Data for the task:

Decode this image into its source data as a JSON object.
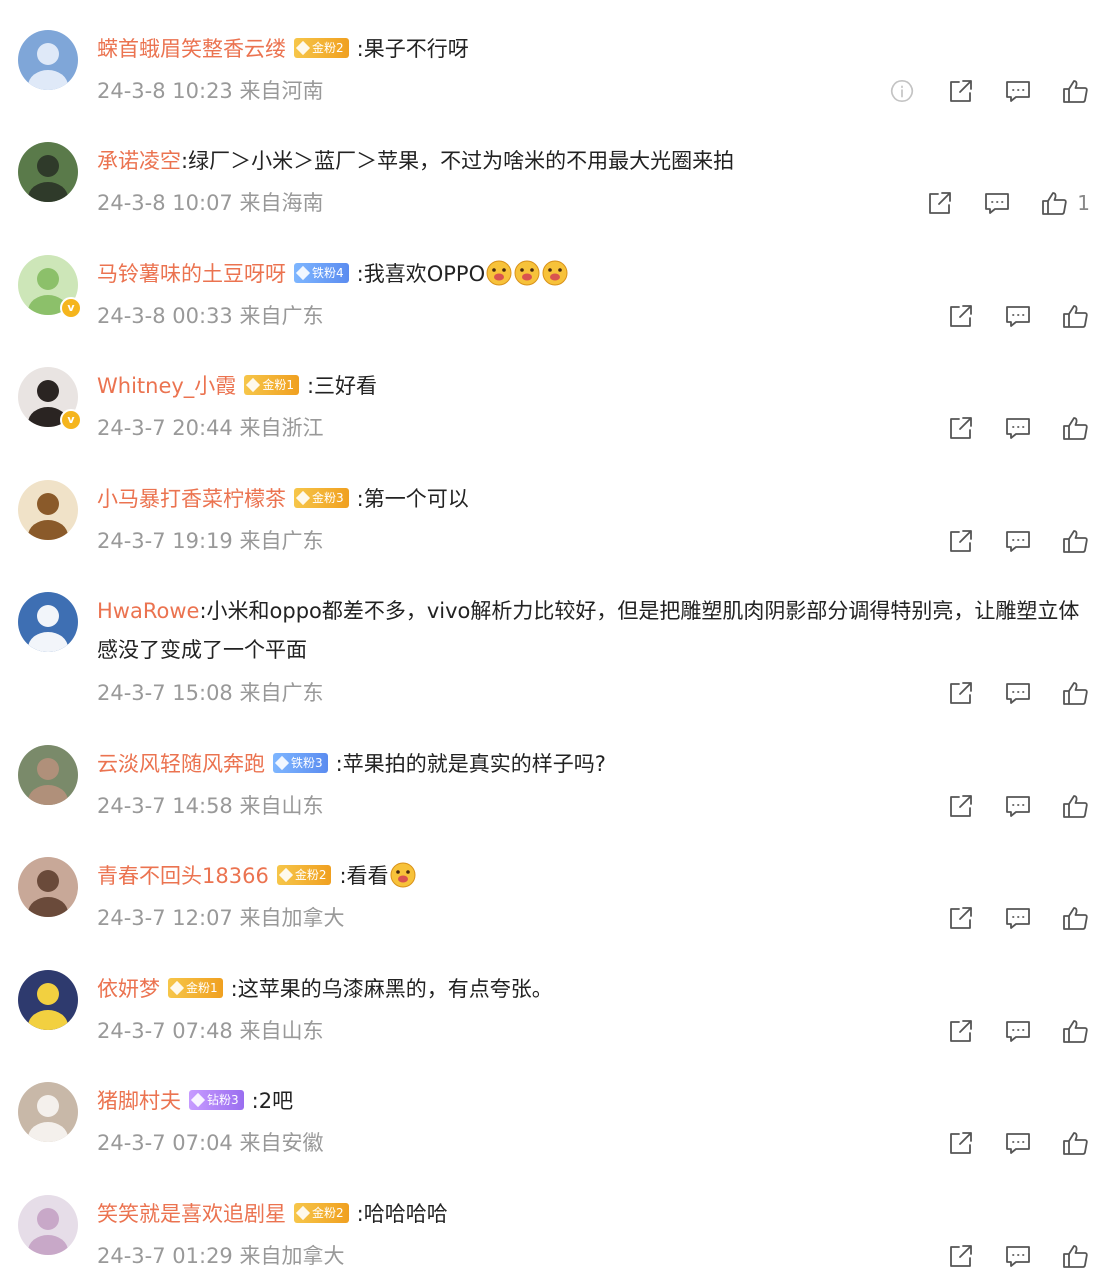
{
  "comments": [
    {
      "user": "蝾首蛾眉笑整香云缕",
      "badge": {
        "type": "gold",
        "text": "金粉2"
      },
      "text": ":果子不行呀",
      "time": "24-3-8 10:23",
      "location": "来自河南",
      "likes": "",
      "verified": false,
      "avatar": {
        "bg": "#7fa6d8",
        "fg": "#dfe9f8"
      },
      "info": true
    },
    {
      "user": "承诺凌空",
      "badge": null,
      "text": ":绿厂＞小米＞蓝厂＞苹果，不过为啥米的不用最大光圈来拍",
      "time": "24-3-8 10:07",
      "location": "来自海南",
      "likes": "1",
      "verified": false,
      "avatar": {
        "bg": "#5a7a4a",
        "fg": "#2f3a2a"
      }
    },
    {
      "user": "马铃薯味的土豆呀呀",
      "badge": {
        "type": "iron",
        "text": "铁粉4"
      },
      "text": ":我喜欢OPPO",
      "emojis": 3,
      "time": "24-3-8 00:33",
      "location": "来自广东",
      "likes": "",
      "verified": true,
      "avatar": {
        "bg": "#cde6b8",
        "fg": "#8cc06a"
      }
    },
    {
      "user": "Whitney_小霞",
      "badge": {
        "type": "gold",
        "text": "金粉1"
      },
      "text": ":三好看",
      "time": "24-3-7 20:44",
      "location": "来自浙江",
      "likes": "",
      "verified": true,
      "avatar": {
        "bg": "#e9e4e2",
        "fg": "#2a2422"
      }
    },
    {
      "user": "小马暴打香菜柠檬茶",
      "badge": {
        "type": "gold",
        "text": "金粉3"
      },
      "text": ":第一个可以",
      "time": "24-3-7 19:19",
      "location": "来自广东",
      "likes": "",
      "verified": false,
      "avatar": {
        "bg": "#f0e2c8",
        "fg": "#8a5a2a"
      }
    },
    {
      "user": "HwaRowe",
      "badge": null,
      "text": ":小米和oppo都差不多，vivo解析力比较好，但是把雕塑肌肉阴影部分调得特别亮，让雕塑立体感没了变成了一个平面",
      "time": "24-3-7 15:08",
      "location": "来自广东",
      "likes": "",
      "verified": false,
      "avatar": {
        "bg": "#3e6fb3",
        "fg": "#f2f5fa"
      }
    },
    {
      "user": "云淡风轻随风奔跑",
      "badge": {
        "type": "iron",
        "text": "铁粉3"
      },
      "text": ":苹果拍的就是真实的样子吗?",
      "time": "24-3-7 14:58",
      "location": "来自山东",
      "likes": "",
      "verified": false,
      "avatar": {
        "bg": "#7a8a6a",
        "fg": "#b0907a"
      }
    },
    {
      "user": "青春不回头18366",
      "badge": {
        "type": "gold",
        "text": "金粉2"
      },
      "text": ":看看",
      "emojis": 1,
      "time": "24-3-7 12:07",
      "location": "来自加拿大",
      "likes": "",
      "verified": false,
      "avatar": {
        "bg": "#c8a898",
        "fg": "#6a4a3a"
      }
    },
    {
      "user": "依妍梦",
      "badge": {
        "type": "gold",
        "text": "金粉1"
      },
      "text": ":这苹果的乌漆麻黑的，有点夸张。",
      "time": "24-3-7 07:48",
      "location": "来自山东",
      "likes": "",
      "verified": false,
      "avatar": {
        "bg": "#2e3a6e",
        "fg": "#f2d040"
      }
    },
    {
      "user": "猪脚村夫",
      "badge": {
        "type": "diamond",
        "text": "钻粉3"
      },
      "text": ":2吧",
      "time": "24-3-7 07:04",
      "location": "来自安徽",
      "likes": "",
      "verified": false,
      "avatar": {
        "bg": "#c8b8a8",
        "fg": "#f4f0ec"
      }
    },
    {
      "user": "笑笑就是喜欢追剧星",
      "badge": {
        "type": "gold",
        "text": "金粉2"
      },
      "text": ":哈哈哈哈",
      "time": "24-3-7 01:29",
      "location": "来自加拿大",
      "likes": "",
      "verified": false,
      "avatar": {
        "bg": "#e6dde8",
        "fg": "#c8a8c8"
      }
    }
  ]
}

Written request: Give every line above again exactly, with no pictures.

Finished exercise:
Decode this image into its source data as a JSON object.
{
  "comments": [
    {
      "user": "蝾首蛾眉笑整香云缕",
      "badge": {
        "type": "gold",
        "text": "金粉2"
      },
      "text": ":果子不行呀",
      "time": "24-3-8 10:23",
      "location": "来自河南",
      "likes": "",
      "verified": false,
      "avatar": {
        "bg": "#7fa6d8",
        "fg": "#dfe9f8"
      },
      "info": true
    },
    {
      "user": "承诺凌空",
      "badge": null,
      "text": ":绿厂＞小米＞蓝厂＞苹果，不过为啥米的不用最大光圈来拍",
      "time": "24-3-8 10:07",
      "location": "来自海南",
      "likes": "1",
      "verified": false,
      "avatar": {
        "bg": "#5a7a4a",
        "fg": "#2f3a2a"
      }
    },
    {
      "user": "马铃薯味的土豆呀呀",
      "badge": {
        "type": "iron",
        "text": "铁粉4"
      },
      "text": ":我喜欢OPPO",
      "emojis": 3,
      "time": "24-3-8 00:33",
      "location": "来自广东",
      "likes": "",
      "verified": true,
      "avatar": {
        "bg": "#cde6b8",
        "fg": "#8cc06a"
      }
    },
    {
      "user": "Whitney_小霞",
      "badge": {
        "type": "gold",
        "text": "金粉1"
      },
      "text": ":三好看",
      "time": "24-3-7 20:44",
      "location": "来自浙江",
      "likes": "",
      "verified": true,
      "avatar": {
        "bg": "#e9e4e2",
        "fg": "#2a2422"
      }
    },
    {
      "user": "小马暴打香菜柠檬茶",
      "badge": {
        "type": "gold",
        "text": "金粉3"
      },
      "text": ":第一个可以",
      "time": "24-3-7 19:19",
      "location": "来自广东",
      "likes": "",
      "verified": false,
      "avatar": {
        "bg": "#f0e2c8",
        "fg": "#8a5a2a"
      }
    },
    {
      "user": "HwaRowe",
      "badge": null,
      "text": ":小米和oppo都差不多，vivo解析力比较好，但是把雕塑肌肉阴影部分调得特别亮，让雕塑立体感没了变成了一个平面",
      "time": "24-3-7 15:08",
      "location": "来自广东",
      "likes": "",
      "verified": false,
      "avatar": {
        "bg": "#3e6fb3",
        "fg": "#f2f5fa"
      }
    },
    {
      "user": "云淡风轻随风奔跑",
      "badge": {
        "type": "iron",
        "text": "铁粉3"
      },
      "text": ":苹果拍的就是真实的样子吗?",
      "time": "24-3-7 14:58",
      "location": "来自山东",
      "likes": "",
      "verified": false,
      "avatar": {
        "bg": "#7a8a6a",
        "fg": "#b0907a"
      }
    },
    {
      "user": "青春不回头18366",
      "badge": {
        "type": "gold",
        "text": "金粉2"
      },
      "text": ":看看",
      "emojis": 1,
      "time": "24-3-7 12:07",
      "location": "来自加拿大",
      "likes": "",
      "verified": false,
      "avatar": {
        "bg": "#c8a898",
        "fg": "#6a4a3a"
      }
    },
    {
      "user": "依妍梦",
      "badge": {
        "type": "gold",
        "text": "金粉1"
      },
      "text": ":这苹果的乌漆麻黑的，有点夸张。",
      "time": "24-3-7 07:48",
      "location": "来自山东",
      "likes": "",
      "verified": false,
      "avatar": {
        "bg": "#2e3a6e",
        "fg": "#f2d040"
      }
    },
    {
      "user": "猪脚村夫",
      "badge": {
        "type": "diamond",
        "text": "钻粉3"
      },
      "text": ":2吧",
      "time": "24-3-7 07:04",
      "location": "来自安徽",
      "likes": "",
      "verified": false,
      "avatar": {
        "bg": "#c8b8a8",
        "fg": "#f4f0ec"
      }
    },
    {
      "user": "笑笑就是喜欢追剧星",
      "badge": {
        "type": "gold",
        "text": "金粉2"
      },
      "text": ":哈哈哈哈",
      "time": "24-3-7 01:29",
      "location": "来自加拿大",
      "likes": "",
      "verified": false,
      "avatar": {
        "bg": "#e6dde8",
        "fg": "#c8a8c8"
      }
    }
  ]
}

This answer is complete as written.